__TASK PROMPT__:
Every entry below should be transcribed exactly; pictures stay out of the copy.

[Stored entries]
..........

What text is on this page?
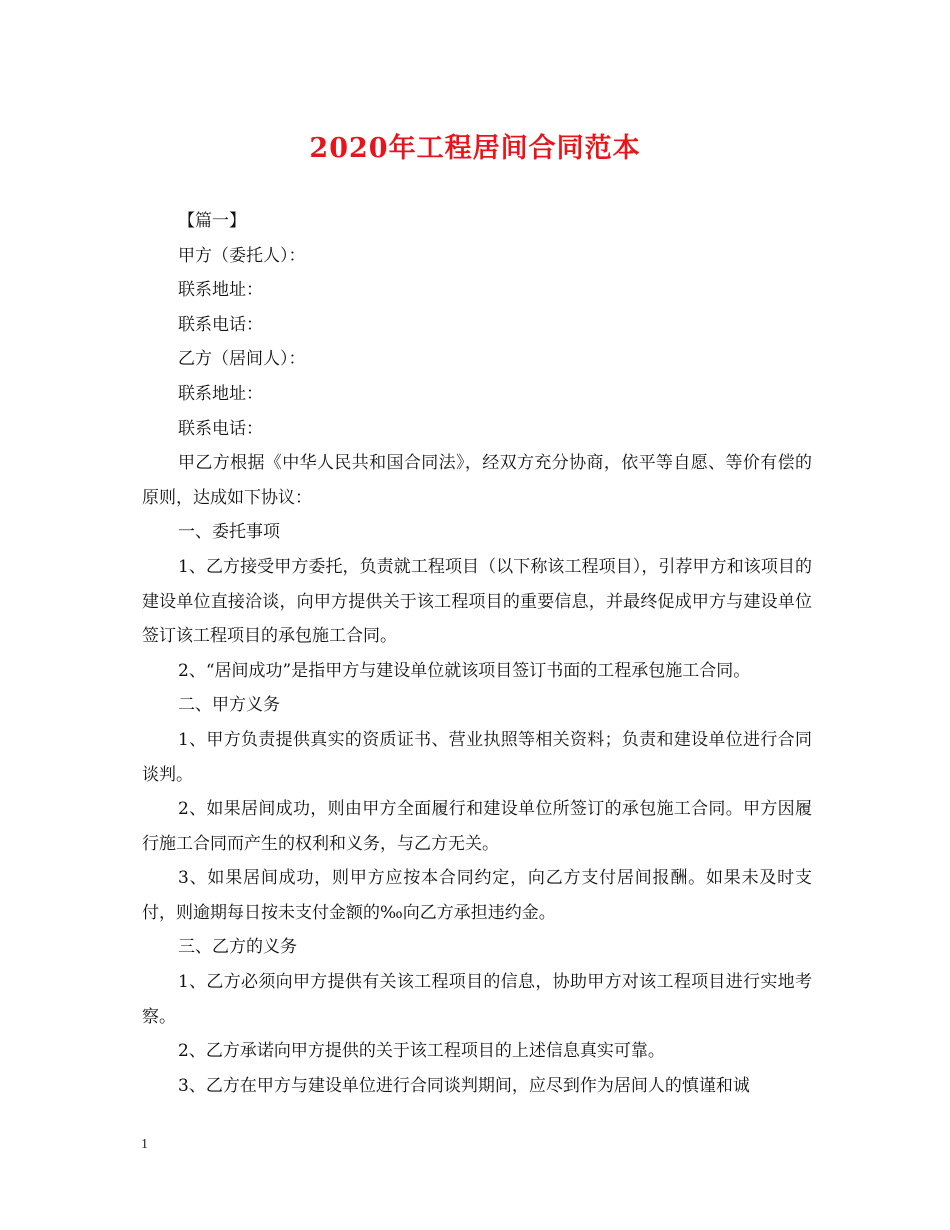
2020年工程居间合同范本

【篇一】

甲方（委托人）：

联系地址：

联系电话：

乙方（居间人）：

联系地址：

联系电话：

甲乙方根据《中华人民共和国合同法》，经双方充分协商，依平等自愿、等价有偿的原则，达成如下协议：

一、委托事项

1、乙方接受甲方委托，负责就工程项目（以下称该工程项目），引荐甲方和该项目的建设单位直接洽谈，向甲方提供关于该工程项目的重要信息，并最终促成甲方与建设单位签订该工程项目的承包施工合同。

2、“居间成功”是指甲方与建设单位就该项目签订书面的工程承包施工合同。

二、甲方义务

1、甲方负责提供真实的资质证书、营业执照等相关资料；负责和建设单位进行合同谈判。

2、如果居间成功，则由甲方全面履行和建设单位所签订的承包施工合同。甲方因履行施工合同而产生的权利和义务，与乙方无关。

3、如果居间成功，则甲方应按本合同约定，向乙方支付居间报酬。如果未及时支付，则逾期每日按未支付金额的‰向乙方承担违约金。

三、乙方的义务

1、乙方必须向甲方提供有关该工程项目的信息，协助甲方对该工程项目进行实地考察。

2、乙方承诺向甲方提供的关于该工程项目的上述信息真实可靠。

3、乙方在甲方与建设单位进行合同谈判期间，应尽到作为居间人的慎谨和诚

1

..........

__EXERCISE OUTPUT__:
What text is on this page?
2020年工程居间合同范本

【篇一】

甲方（委托人）：

联系地址：

联系电话：

乙方（居间人）：

联系地址：

联系电话：

甲乙方根据《中华人民共和国合同法》，经双方充分协商，依平等自愿、等价有偿的原则，达成如下协议：

一、委托事项

1、乙方接受甲方委托，负责就工程项目（以下称该工程项目），引荐甲方和该项目的建设单位直接洽谈，向甲方提供关于该工程项目的重要信息，并最终促成甲方与建设单位签订该工程项目的承包施工合同。

2、“居间成功”是指甲方与建设单位就该项目签订书面的工程承包施工合同。

二、甲方义务

1、甲方负责提供真实的资质证书、营业执照等相关资料；负责和建设单位进行合同谈判。

2、如果居间成功，则由甲方全面履行和建设单位所签订的承包施工合同。甲方因履行施工合同而产生的权利和义务，与乙方无关。

3、如果居间成功，则甲方应按本合同约定，向乙方支付居间报酬。如果未及时支付，则逾期每日按未支付金额的‰向乙方承担违约金。

三、乙方的义务

1、乙方必须向甲方提供有关该工程项目的信息，协助甲方对该工程项目进行实地考察。

2、乙方承诺向甲方提供的关于该工程项目的上述信息真实可靠。

3、乙方在甲方与建设单位进行合同谈判期间，应尽到作为居间人的慎谨和诚

1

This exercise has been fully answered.